Stored data
· · · ·
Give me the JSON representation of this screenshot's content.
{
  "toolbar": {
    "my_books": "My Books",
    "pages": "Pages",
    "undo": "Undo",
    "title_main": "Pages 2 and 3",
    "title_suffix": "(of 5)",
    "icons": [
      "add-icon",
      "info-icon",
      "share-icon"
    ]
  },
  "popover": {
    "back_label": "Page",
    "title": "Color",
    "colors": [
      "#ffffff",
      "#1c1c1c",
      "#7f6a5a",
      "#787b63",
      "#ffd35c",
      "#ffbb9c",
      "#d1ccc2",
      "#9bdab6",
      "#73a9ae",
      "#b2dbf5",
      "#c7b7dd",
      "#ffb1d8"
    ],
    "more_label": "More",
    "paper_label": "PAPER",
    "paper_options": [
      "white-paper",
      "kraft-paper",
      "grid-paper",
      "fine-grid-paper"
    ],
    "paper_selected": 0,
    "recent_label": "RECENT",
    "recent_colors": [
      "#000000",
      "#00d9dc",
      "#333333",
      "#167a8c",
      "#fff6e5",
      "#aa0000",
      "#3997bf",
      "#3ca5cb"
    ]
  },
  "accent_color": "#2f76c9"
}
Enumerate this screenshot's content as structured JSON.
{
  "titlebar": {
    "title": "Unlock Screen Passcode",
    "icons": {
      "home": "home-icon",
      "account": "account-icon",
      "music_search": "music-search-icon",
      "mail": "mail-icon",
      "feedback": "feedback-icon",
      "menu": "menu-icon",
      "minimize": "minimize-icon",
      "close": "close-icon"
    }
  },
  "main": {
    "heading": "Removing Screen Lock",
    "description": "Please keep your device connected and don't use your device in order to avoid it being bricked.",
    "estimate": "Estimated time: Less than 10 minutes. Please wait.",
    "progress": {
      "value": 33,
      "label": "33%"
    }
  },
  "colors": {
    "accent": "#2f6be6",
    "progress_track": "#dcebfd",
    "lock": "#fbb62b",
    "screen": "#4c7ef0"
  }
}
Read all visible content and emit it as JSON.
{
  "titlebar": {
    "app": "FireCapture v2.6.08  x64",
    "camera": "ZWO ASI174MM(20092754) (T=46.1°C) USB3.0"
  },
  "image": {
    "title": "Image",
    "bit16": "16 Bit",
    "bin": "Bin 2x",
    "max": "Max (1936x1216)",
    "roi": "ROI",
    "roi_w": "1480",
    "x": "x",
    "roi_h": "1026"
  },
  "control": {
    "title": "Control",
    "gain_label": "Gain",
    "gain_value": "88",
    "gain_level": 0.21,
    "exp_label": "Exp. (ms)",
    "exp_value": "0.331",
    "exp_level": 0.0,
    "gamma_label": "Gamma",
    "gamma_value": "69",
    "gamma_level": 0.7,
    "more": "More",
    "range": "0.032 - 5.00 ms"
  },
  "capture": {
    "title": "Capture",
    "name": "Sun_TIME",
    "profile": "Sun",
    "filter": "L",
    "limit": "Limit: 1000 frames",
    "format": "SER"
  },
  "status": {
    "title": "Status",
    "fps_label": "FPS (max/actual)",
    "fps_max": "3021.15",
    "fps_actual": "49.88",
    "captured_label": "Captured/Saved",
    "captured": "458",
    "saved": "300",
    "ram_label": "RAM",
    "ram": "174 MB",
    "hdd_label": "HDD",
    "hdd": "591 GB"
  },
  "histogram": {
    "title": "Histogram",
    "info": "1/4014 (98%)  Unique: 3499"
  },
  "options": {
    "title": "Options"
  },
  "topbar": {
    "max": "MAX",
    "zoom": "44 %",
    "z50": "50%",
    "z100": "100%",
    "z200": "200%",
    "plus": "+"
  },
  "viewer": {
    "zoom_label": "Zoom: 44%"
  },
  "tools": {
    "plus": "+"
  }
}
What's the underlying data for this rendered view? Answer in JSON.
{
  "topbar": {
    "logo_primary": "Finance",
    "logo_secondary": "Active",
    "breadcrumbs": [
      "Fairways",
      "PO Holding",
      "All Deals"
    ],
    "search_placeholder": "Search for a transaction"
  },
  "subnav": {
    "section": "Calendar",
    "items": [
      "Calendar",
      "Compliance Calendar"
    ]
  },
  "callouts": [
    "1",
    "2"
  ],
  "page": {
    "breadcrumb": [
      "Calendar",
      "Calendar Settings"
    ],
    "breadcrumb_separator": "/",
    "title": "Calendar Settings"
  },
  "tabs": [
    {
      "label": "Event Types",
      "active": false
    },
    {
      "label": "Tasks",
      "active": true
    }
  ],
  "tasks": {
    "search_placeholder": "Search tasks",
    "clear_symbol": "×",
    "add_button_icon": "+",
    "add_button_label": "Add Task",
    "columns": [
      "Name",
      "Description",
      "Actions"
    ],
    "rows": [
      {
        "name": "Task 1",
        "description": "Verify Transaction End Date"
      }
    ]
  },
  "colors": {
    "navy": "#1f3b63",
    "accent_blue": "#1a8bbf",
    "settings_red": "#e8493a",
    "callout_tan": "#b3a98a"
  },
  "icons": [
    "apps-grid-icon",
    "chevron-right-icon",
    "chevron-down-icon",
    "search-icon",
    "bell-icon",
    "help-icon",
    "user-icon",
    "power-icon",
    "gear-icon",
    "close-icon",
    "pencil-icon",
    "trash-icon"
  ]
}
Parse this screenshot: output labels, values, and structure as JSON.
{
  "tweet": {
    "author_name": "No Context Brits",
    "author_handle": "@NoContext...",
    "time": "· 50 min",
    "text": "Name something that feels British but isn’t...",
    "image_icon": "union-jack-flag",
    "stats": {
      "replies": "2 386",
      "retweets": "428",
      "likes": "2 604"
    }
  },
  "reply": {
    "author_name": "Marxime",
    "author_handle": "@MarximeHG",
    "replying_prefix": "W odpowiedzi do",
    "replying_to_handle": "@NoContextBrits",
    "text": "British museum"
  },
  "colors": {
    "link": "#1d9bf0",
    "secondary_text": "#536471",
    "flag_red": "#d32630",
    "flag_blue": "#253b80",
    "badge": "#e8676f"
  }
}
· · · ·
TASK TO CARRY OUT =>
Set down the entries above again, word for word.

SOLUTION FOR THIS PROBLEM =>
Give me the JSON representation of this screenshot's content.
{
  "toolbar": {
    "my_books": "My Books",
    "pages": "Pages",
    "undo": "Undo",
    "title_main": "Pages 2 and 3",
    "title_suffix": "(of 5)",
    "icons": [
      "add-icon",
      "info-icon",
      "share-icon"
    ]
  },
  "popover": {
    "back_label": "Page",
    "title": "Color",
    "colors": [
      "#ffffff",
      "#1c1c1c",
      "#7f6a5a",
      "#787b63",
      "#ffd35c",
      "#ffbb9c",
      "#d1ccc2",
      "#9bdab6",
      "#73a9ae",
      "#b2dbf5",
      "#c7b7dd",
      "#ffb1d8"
    ],
    "more_label": "More",
    "paper_label": "PAPER",
    "paper_options": [
      "white-paper",
      "kraft-paper",
      "grid-paper",
      "fine-grid-paper"
    ],
    "paper_selected": 0,
    "recent_label": "RECENT",
    "recent_colors": [
      "#000000",
      "#00d9dc",
      "#333333",
      "#167a8c",
      "#fff6e5",
      "#aa0000",
      "#3997bf",
      "#3ca5cb"
    ]
  },
  "accent_color": "#2f76c9"
}
Enumerate this screenshot's content as structured JSON.
{
  "titlebar": {
    "title": "Unlock Screen Passcode",
    "icons": {
      "home": "home-icon",
      "account": "account-icon",
      "music_search": "music-search-icon",
      "mail": "mail-icon",
      "feedback": "feedback-icon",
      "menu": "menu-icon",
      "minimize": "minimize-icon",
      "close": "close-icon"
    }
  },
  "main": {
    "heading": "Removing Screen Lock",
    "description": "Please keep your device connected and don't use your device in order to avoid it being bricked.",
    "estimate": "Estimated time: Less than 10 minutes. Please wait.",
    "progress": {
      "value": 33,
      "label": "33%"
    }
  },
  "colors": {
    "accent": "#2f6be6",
    "progress_track": "#dcebfd",
    "lock": "#fbb62b",
    "screen": "#4c7ef0"
  }
}
Read all visible content and emit it as JSON.
{
  "titlebar": {
    "app": "FireCapture v2.6.08  x64",
    "camera": "ZWO ASI174MM(20092754) (T=46.1°C) USB3.0"
  },
  "image": {
    "title": "Image",
    "bit16": "16 Bit",
    "bin": "Bin 2x",
    "max": "Max (1936x1216)",
    "roi": "ROI",
    "roi_w": "1480",
    "x": "x",
    "roi_h": "1026"
  },
  "control": {
    "title": "Control",
    "gain_label": "Gain",
    "gain_value": "88",
    "gain_level": 0.21,
    "exp_label": "Exp. (ms)",
    "exp_value": "0.331",
    "exp_level": 0.0,
    "gamma_label": "Gamma",
    "gamma_value": "69",
    "gamma_level": 0.7,
    "more": "More",
    "range": "0.032 - 5.00 ms"
  },
  "capture": {
    "title": "Capture",
    "name": "Sun_TIME",
    "profile": "Sun",
    "filter": "L",
    "limit": "Limit: 1000 frames",
    "format": "SER"
  },
  "status": {
    "title": "Status",
    "fps_label": "FPS (max/actual)",
    "fps_max": "3021.15",
    "fps_actual": "49.88",
    "captured_label": "Captured/Saved",
    "captured": "458",
    "saved": "300",
    "ram_label": "RAM",
    "ram": "174 MB",
    "hdd_label": "HDD",
    "hdd": "591 GB"
  },
  "histogram": {
    "title": "Histogram",
    "info": "1/4014 (98%)  Unique: 3499"
  },
  "options": {
    "title": "Options"
  },
  "topbar": {
    "max": "MAX",
    "zoom": "44 %",
    "z50": "50%",
    "z100": "100%",
    "z200": "200%",
    "plus": "+"
  },
  "viewer": {
    "zoom_label": "Zoom: 44%"
  },
  "tools": {
    "plus": "+"
  }
}
What's the underlying data for this rendered view? Answer in JSON.
{
  "topbar": {
    "logo_primary": "Finance",
    "logo_secondary": "Active",
    "breadcrumbs": [
      "Fairways",
      "PO Holding",
      "All Deals"
    ],
    "search_placeholder": "Search for a transaction"
  },
  "subnav": {
    "section": "Calendar",
    "items": [
      "Calendar",
      "Compliance Calendar"
    ]
  },
  "callouts": [
    "1",
    "2"
  ],
  "page": {
    "breadcrumb": [
      "Calendar",
      "Calendar Settings"
    ],
    "breadcrumb_separator": "/",
    "title": "Calendar Settings"
  },
  "tabs": [
    {
      "label": "Event Types",
      "active": false
    },
    {
      "label": "Tasks",
      "active": true
    }
  ],
  "tasks": {
    "search_placeholder": "Search tasks",
    "clear_symbol": "×",
    "add_button_icon": "+",
    "add_button_label": "Add Task",
    "columns": [
      "Name",
      "Description",
      "Actions"
    ],
    "rows": [
      {
        "name": "Task 1",
        "description": "Verify Transaction End Date"
      }
    ]
  },
  "colors": {
    "navy": "#1f3b63",
    "accent_blue": "#1a8bbf",
    "settings_red": "#e8493a",
    "callout_tan": "#b3a98a"
  },
  "icons": [
    "apps-grid-icon",
    "chevron-right-icon",
    "chevron-down-icon",
    "search-icon",
    "bell-icon",
    "help-icon",
    "user-icon",
    "power-icon",
    "gear-icon",
    "close-icon",
    "pencil-icon",
    "trash-icon"
  ]
}
Parse this screenshot: output labels, values, and structure as JSON.
{
  "tweet": {
    "author_name": "No Context Brits",
    "author_handle": "@NoContext...",
    "time": "· 50 min",
    "text": "Name something that feels British but isn’t...",
    "image_icon": "union-jack-flag",
    "stats": {
      "replies": "2 386",
      "retweets": "428",
      "likes": "2 604"
    }
  },
  "reply": {
    "author_name": "Marxime",
    "author_handle": "@MarximeHG",
    "replying_prefix": "W odpowiedzi do",
    "replying_to_handle": "@NoContextBrits",
    "text": "British museum"
  },
  "colors": {
    "link": "#1d9bf0",
    "secondary_text": "#536471",
    "flag_red": "#d32630",
    "flag_blue": "#253b80",
    "badge": "#e8676f"
  }
}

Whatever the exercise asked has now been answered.